| Provided text |

TID Board Of Directors
May 3, 2011
3,391
1,094
Reminds me of an interview with Frank Zane I read a while back...

Was that early heavy lifting important for giving you a foundation on which you later built your physique?
Well, it gave me mass, but I’ll tell you one thing if I had to do it all over again, I don’t think I would have done it. It just gets you injured. You’re just focusing on the weight and often ignoring the subtle signs your body is giving you and once you’ve hurt yourself, that’s it. It never really goes away. Now I’m paying the price for all of that heavy lifting.

The old injuries are catching up to you?
Absolutely. I think as you get older, it’s inevitable that you feel the effects of the injuries you incurred years earlier. I mean, joints can only take so much. I think shoulders are very susceptible to wearing out all that upper-body work, especially if you’re training upper body heavy, training upper body two days in a row. My shoulders have been traumatized and now I have to back off shoulder work. I did so much shoulder work and they got so developed that now almost anything I do goes to my shoulders. So I’m fortunate in that I don’t have to train shoulders.

| Your tasks |
(1) Name every specific part of the body mentioned in the Frank Zane interview.
(2) Put this sentence from the Frank Zane interview into Spanish: "Now I’m paying the price for all of that heavy lifting."
(3) In the Frank Zane interview, what does the early heavy lifting provide, according to the answer given?
The data that follows has nothing to do with the Frank Zane interview.

| Source excerpt |
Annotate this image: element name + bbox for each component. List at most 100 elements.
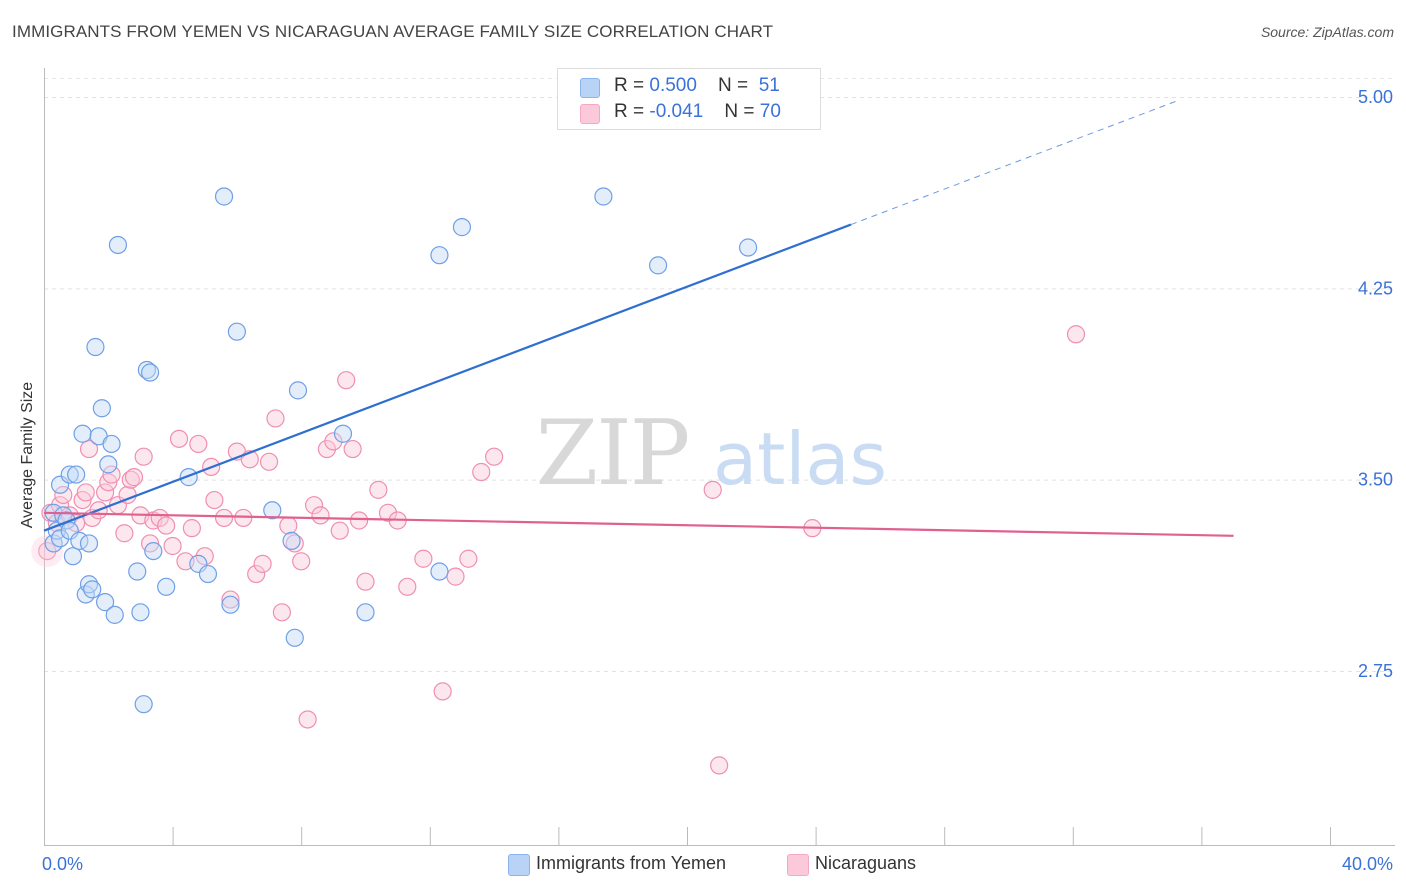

| The answers |
(1) joints, shoulders, upper body

(2) Ahora estoy pagando el precio de todo ese levantamiento de pesas tan pesado.

(3) It gave mass.